--- SUPPLIED DATA ---

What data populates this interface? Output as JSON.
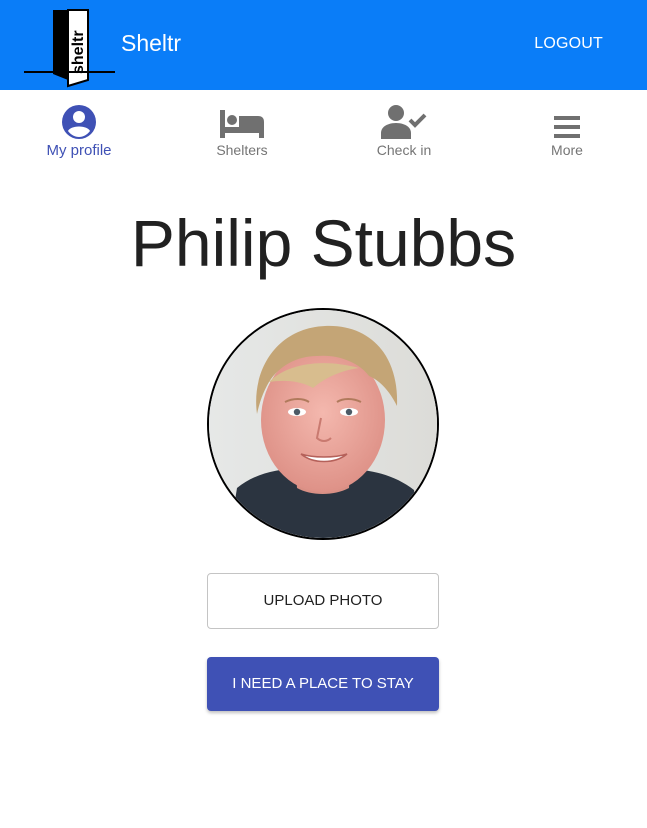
{
  "app": {
    "title": "Sheltr",
    "logo_text": "sheltr",
    "logout_label": "LOGOUT",
    "brand_color": "#0a7df8"
  },
  "nav": {
    "items": [
      {
        "label": "My profile",
        "icon": "account-circle-icon",
        "active": true
      },
      {
        "label": "Shelters",
        "icon": "bed-icon",
        "active": false
      },
      {
        "label": "Check in",
        "icon": "person-check-icon",
        "active": false
      },
      {
        "label": "More",
        "icon": "menu-icon",
        "active": false
      }
    ],
    "active_color": "#3f51b5"
  },
  "profile": {
    "name": "Philip Stubbs",
    "avatar": "profile-photo"
  },
  "actions": {
    "upload_label": "UPLOAD PHOTO",
    "need_place_label": "I NEED A PLACE TO STAY",
    "primary_color": "#3f51b5"
  }
}
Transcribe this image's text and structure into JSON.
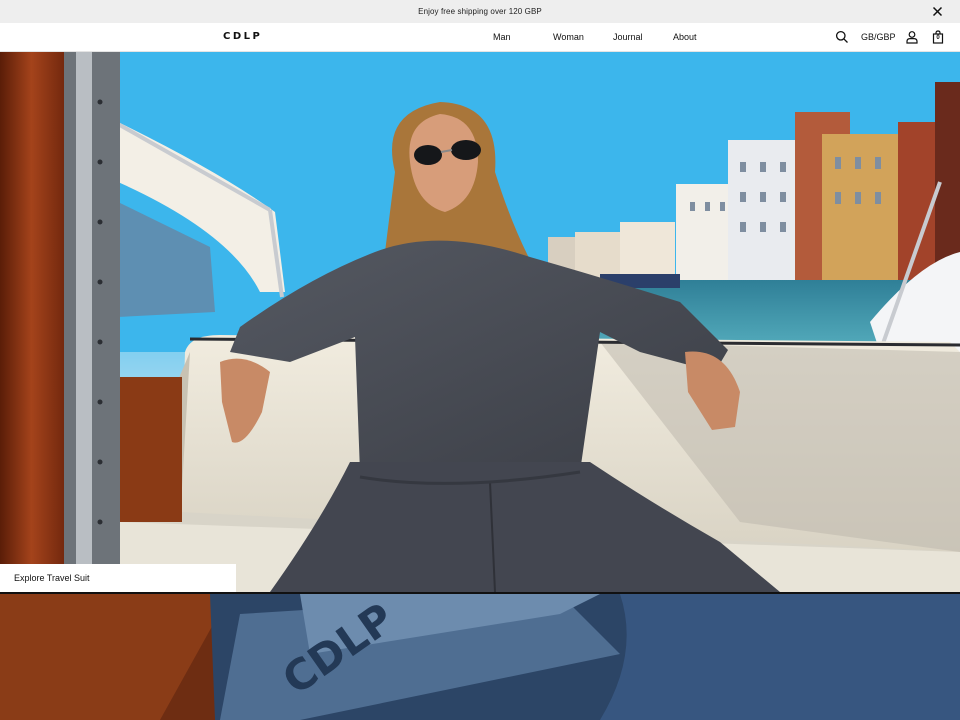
{
  "announcement": {
    "text": "Enjoy free shipping over 120 GBP",
    "close_icon": "close-icon"
  },
  "header": {
    "logo": "CDLP",
    "nav": [
      "Man",
      "Woman",
      "Journal",
      "About"
    ],
    "currency": "GB/GBP",
    "cart_count": "0",
    "icons": [
      "search-icon",
      "account-icon",
      "bag-icon"
    ]
  },
  "hero": {
    "cta_label": "Explore Travel Suit"
  },
  "second_section": {
    "waistband_text": "CDLP"
  },
  "colors": {
    "announce_bg": "#eeeeee",
    "sky": "#35b3ec",
    "suit": "#4a4d55",
    "wood": "#7a2f12"
  }
}
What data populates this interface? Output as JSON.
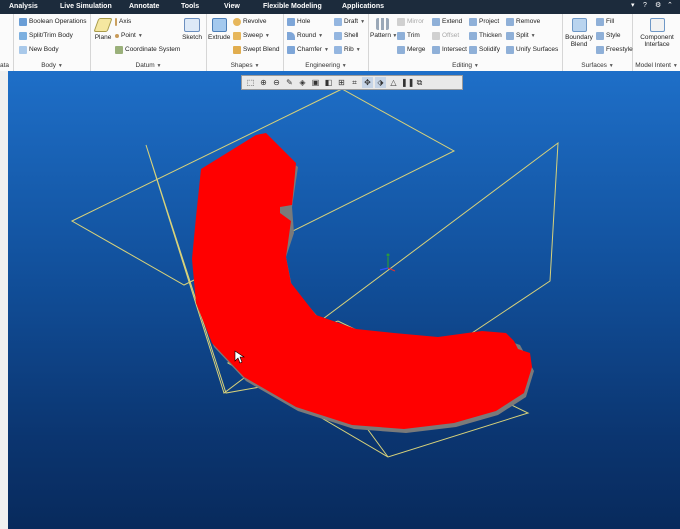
{
  "menu": {
    "items": [
      "Analysis",
      "Live Simulation",
      "Annotate",
      "Tools",
      "View",
      "Flexible Modeling",
      "Applications"
    ]
  },
  "ribbon": {
    "left_partial": "ata",
    "body": {
      "items": [
        "Boolean Operations",
        "Split/Trim Body",
        "New Body"
      ],
      "label": "Body"
    },
    "datum": {
      "plane": "Plane",
      "items": [
        "Axis",
        "Point",
        "Coordinate System"
      ],
      "sketch": "Sketch",
      "label": "Datum"
    },
    "shapes": {
      "extrude": "Extrude",
      "items": [
        "Revolve",
        "Sweep",
        "Swept Blend"
      ],
      "label": "Shapes"
    },
    "engineering": {
      "col1": [
        "Hole",
        "Round",
        "Chamfer"
      ],
      "col2": [
        "Draft",
        "Shell",
        "Rib"
      ],
      "label": "Engineering"
    },
    "editing": {
      "pattern": "Pattern",
      "col1": [
        "Mirror",
        "Trim",
        "Merge"
      ],
      "col2": [
        "Extend",
        "Offset",
        "Intersect"
      ],
      "col3": [
        "Project",
        "Thicken",
        "Solidify"
      ],
      "col4": [
        "Remove",
        "Split",
        "Unify Surfaces"
      ],
      "label": "Editing"
    },
    "surfaces": {
      "boundary": "Boundary Blend",
      "items": [
        "Fill",
        "Style",
        "Freestyle"
      ],
      "label": "Surfaces"
    },
    "model_intent": {
      "component": "Component Interface",
      "label": "Model Intent"
    }
  },
  "viewport": {
    "part_color": "#ff0000",
    "datum_color": "#d8d27a",
    "triad_colors": [
      "#2a9a3a",
      "#e03030",
      "#3050ff"
    ]
  },
  "view_toolbar": {
    "icons": [
      "refit-icon",
      "zoom-in-icon",
      "zoom-out-icon",
      "repaint-icon",
      "view-orient-icon",
      "saved-views-icon",
      "display-style-icon",
      "datum-display-icon",
      "annotation-display-icon",
      "spin-center-icon",
      "perspective-icon",
      "triangle-icon",
      "pause-icon",
      "section-icon"
    ]
  }
}
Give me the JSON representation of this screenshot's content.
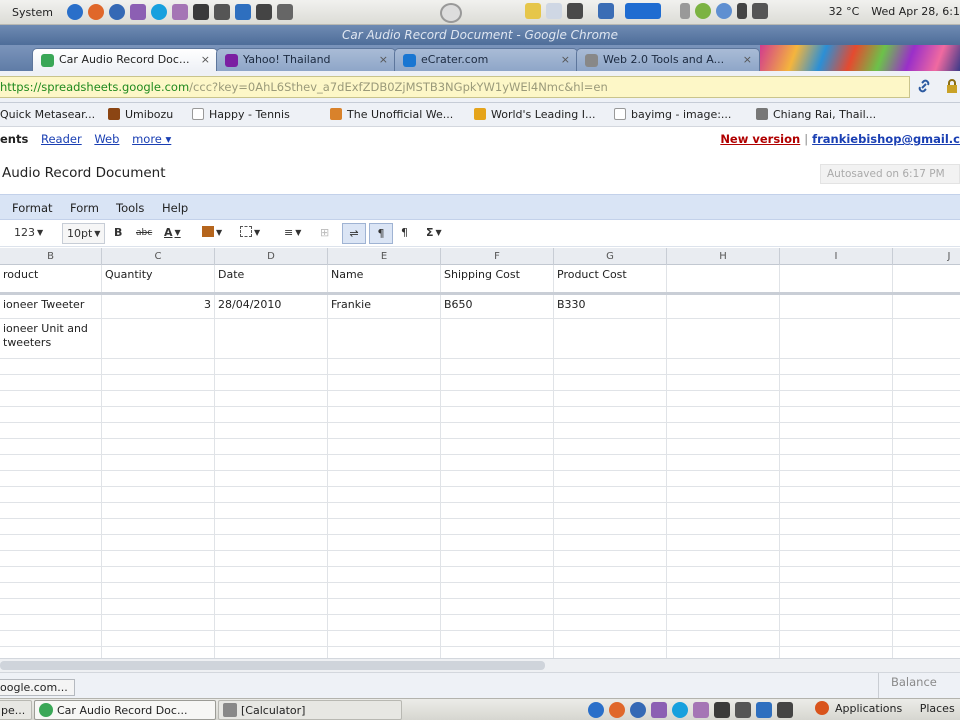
{
  "top_panel": {
    "system_menu": "System",
    "temperature": "32 °C",
    "datetime": "Wed Apr 28,  6:1"
  },
  "window": {
    "title": "Car Audio Record Document - Google Chrome"
  },
  "tabs": [
    {
      "label": "Car Audio Record Doc...",
      "favicon_color": "#3aa757"
    },
    {
      "label": "Yahoo! Thailand",
      "favicon_color": "#7b1fa2"
    },
    {
      "label": "eCrater.com",
      "favicon_color": "#1976d2"
    },
    {
      "label": "Web 2.0 Tools and A...",
      "favicon_color": "#888888"
    }
  ],
  "omnibox": {
    "scheme": "https://",
    "host": "spreadsheets.google.com",
    "path": "/ccc?key=0AhL6Sthev_a7dExfZDB0ZjMSTB3NGpkYW1yWEl4Nmc&hl=en"
  },
  "bookmarks": [
    "Quick Metasear...",
    "Umibozu",
    "Happy - Tennis",
    "The Unofficial We...",
    "World's Leading I...",
    "bayimg - image:...",
    "Chiang Rai, Thail..."
  ],
  "google_bar": {
    "current": "ents",
    "links": [
      "Reader",
      "Web",
      "more ▾"
    ],
    "new_version": "New version",
    "email": "frankiebishop@gmail.c"
  },
  "document": {
    "title": "Audio Record Document",
    "autosave": "Autosaved on 6:17 PM"
  },
  "menubar": [
    "Format",
    "Form",
    "Tools",
    "Help"
  ],
  "toolbar": {
    "number_format": "123",
    "font_size": "10pt",
    "bold": "B",
    "strike": "abc",
    "text_color": "A",
    "sum": "Σ"
  },
  "sheet": {
    "columns": [
      "B",
      "C",
      "D",
      "E",
      "F",
      "G",
      "H",
      "I",
      "J"
    ],
    "header_row": [
      "roduct",
      "Quantity",
      "Date",
      "Name",
      "Shipping Cost",
      "Product Cost",
      "",
      "",
      ""
    ],
    "rows": [
      [
        "ioneer Tweeter",
        "3",
        "28/04/2010",
        "Frankie",
        "B650",
        "B330",
        "",
        "",
        ""
      ],
      [
        "ioneer Unit and tweeters",
        "",
        "",
        "",
        "",
        "",
        "",
        "",
        ""
      ]
    ]
  },
  "status": {
    "hover_url": "oogle.com...",
    "balance_label": "Balance"
  },
  "taskbar": {
    "tasks": [
      "pe...",
      "Car Audio Record Doc...",
      "[Calculator]"
    ],
    "applications": "Applications",
    "places": "Places"
  }
}
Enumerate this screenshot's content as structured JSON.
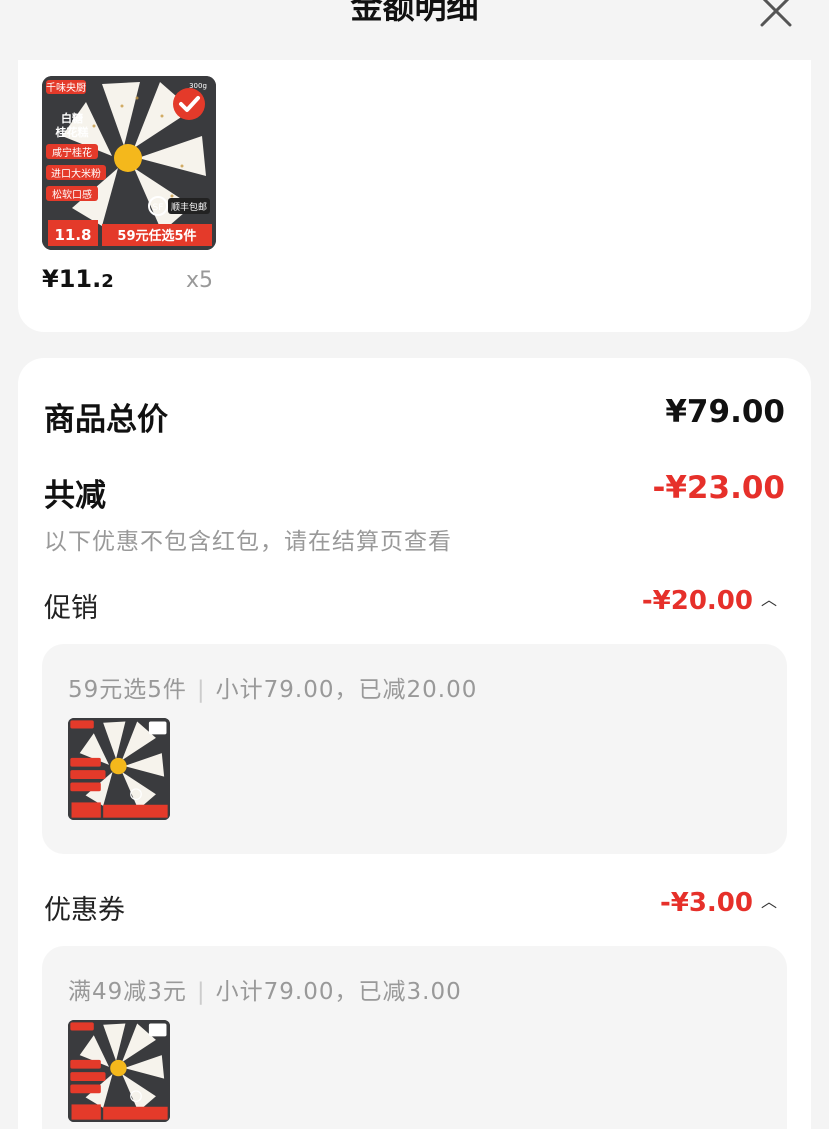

---

_JOB_
Each entry above should be reproduced exactly, with the pictures removed.

_SOLUTION TO THIS PROBLEM_
What data populates this interface? Output as JSON.
{
  "app": {
    "title": "Sheltr",
    "logo_text": "sheltr",
    "logout_label": "LOGOUT",
    "brand_color": "#0a7df8"
  },
  "nav": {
    "items": [
      {
        "label": "My profile",
        "icon": "account-circle-icon",
        "active": true
      },
      {
        "label": "Shelters",
        "icon": "bed-icon",
        "active": false
      },
      {
        "label": "Check in",
        "icon": "person-check-icon",
        "active": false
      },
      {
        "label": "More",
        "icon": "menu-icon",
        "active": false
      }
    ],
    "active_color": "#3f51b5"
  },
  "profile": {
    "name": "Philip Stubbs",
    "avatar": "profile-photo"
  },
  "actions": {
    "upload_label": "UPLOAD PHOTO",
    "need_place_label": "I NEED A PLACE TO STAY",
    "primary_color": "#3f51b5"
  }
}
Transcribe this image's text and structure into JSON.
{
  "announcement": {
    "text": "Enjoy free shipping over 120 GBP",
    "close_icon": "close-icon"
  },
  "header": {
    "logo": "CDLP",
    "nav": [
      "Man",
      "Woman",
      "Journal",
      "About"
    ],
    "currency": "GB/GBP",
    "cart_count": "0",
    "icons": [
      "search-icon",
      "account-icon",
      "bag-icon"
    ]
  },
  "hero": {
    "cta_label": "Explore Travel Suit"
  },
  "second_section": {
    "waistband_text": "CDLP"
  },
  "colors": {
    "announce_bg": "#eeeeee",
    "sky": "#35b3ec",
    "suit": "#4a4d55",
    "wood": "#7a2f12"
  }
}
What data populates this interface? Output as JSON.
{
  "menu": {
    "items": [
      "Analysis",
      "Live Simulation",
      "Annotate",
      "Tools",
      "View",
      "Flexible Modeling",
      "Applications"
    ]
  },
  "ribbon": {
    "left_partial": "ata",
    "body": {
      "items": [
        "Boolean Operations",
        "Split/Trim Body",
        "New Body"
      ],
      "label": "Body"
    },
    "datum": {
      "plane": "Plane",
      "items": [
        "Axis",
        "Point",
        "Coordinate System"
      ],
      "sketch": "Sketch",
      "label": "Datum"
    },
    "shapes": {
      "extrude": "Extrude",
      "items": [
        "Revolve",
        "Sweep",
        "Swept Blend"
      ],
      "label": "Shapes"
    },
    "engineering": {
      "col1": [
        "Hole",
        "Round",
        "Chamfer"
      ],
      "col2": [
        "Draft",
        "Shell",
        "Rib"
      ],
      "label": "Engineering"
    },
    "editing": {
      "pattern": "Pattern",
      "col1": [
        "Mirror",
        "Trim",
        "Merge"
      ],
      "col2": [
        "Extend",
        "Offset",
        "Intersect"
      ],
      "col3": [
        "Project",
        "Thicken",
        "Solidify"
      ],
      "col4": [
        "Remove",
        "Split",
        "Unify Surfaces"
      ],
      "label": "Editing"
    },
    "surfaces": {
      "boundary": "Boundary Blend",
      "items": [
        "Fill",
        "Style",
        "Freestyle"
      ],
      "label": "Surfaces"
    },
    "model_intent": {
      "component": "Component Interface",
      "label": "Model Intent"
    }
  },
  "viewport": {
    "part_color": "#ff0000",
    "datum_color": "#d8d27a",
    "triad_colors": [
      "#2a9a3a",
      "#e03030",
      "#3050ff"
    ]
  },
  "view_toolbar": {
    "icons": [
      "refit-icon",
      "zoom-in-icon",
      "zoom-out-icon",
      "repaint-icon",
      "view-orient-icon",
      "saved-views-icon",
      "display-style-icon",
      "datum-display-icon",
      "annotation-display-icon",
      "spin-center-icon",
      "perspective-icon",
      "triangle-icon",
      "pause-icon",
      "section-icon"
    ]
  }
}
Give me the JSON representation of this screenshot's content.
{
  "top_panel": {
    "system_menu": "System",
    "temperature": "32 °C",
    "datetime": "Wed Apr 28,  6:1"
  },
  "window": {
    "title": "Car Audio Record Document - Google Chrome"
  },
  "tabs": [
    {
      "label": "Car Audio Record Doc...",
      "favicon_color": "#3aa757"
    },
    {
      "label": "Yahoo! Thailand",
      "favicon_color": "#7b1fa2"
    },
    {
      "label": "eCrater.com",
      "favicon_color": "#1976d2"
    },
    {
      "label": "Web 2.0 Tools and A...",
      "favicon_color": "#888888"
    }
  ],
  "omnibox": {
    "scheme": "https://",
    "host": "spreadsheets.google.com",
    "path": "/ccc?key=0AhL6Sthev_a7dExfZDB0ZjMSTB3NGpkYW1yWEl4Nmc&hl=en"
  },
  "bookmarks": [
    "Quick Metasear...",
    "Umibozu",
    "Happy - Tennis",
    "The Unofficial We...",
    "World's Leading I...",
    "bayimg - image:...",
    "Chiang Rai, Thail..."
  ],
  "google_bar": {
    "current": "ents",
    "links": [
      "Reader",
      "Web",
      "more ▾"
    ],
    "new_version": "New version",
    "email": "frankiebishop@gmail.c"
  },
  "document": {
    "title": "Audio Record Document",
    "autosave": "Autosaved on 6:17 PM"
  },
  "menubar": [
    "Format",
    "Form",
    "Tools",
    "Help"
  ],
  "toolbar": {
    "number_format": "123",
    "font_size": "10pt",
    "bold": "B",
    "strike": "abc",
    "text_color": "A",
    "sum": "Σ"
  },
  "sheet": {
    "columns": [
      "B",
      "C",
      "D",
      "E",
      "F",
      "G",
      "H",
      "I",
      "J"
    ],
    "header_row": [
      "roduct",
      "Quantity",
      "Date",
      "Name",
      "Shipping Cost",
      "Product Cost",
      "",
      "",
      ""
    ],
    "rows": [
      [
        "ioneer Tweeter",
        "3",
        "28/04/2010",
        "Frankie",
        "B650",
        "B330",
        "",
        "",
        ""
      ],
      [
        "ioneer Unit and tweeters",
        "",
        "",
        "",
        "",
        "",
        "",
        "",
        ""
      ]
    ]
  },
  "status": {
    "hover_url": "oogle.com...",
    "balance_label": "Balance"
  },
  "taskbar": {
    "tasks": [
      "pe...",
      "Car Audio Record Doc...",
      "[Calculator]"
    ],
    "applications": "Applications",
    "places": "Places"
  }
}
Enumerate this screenshot's content as structured JSON.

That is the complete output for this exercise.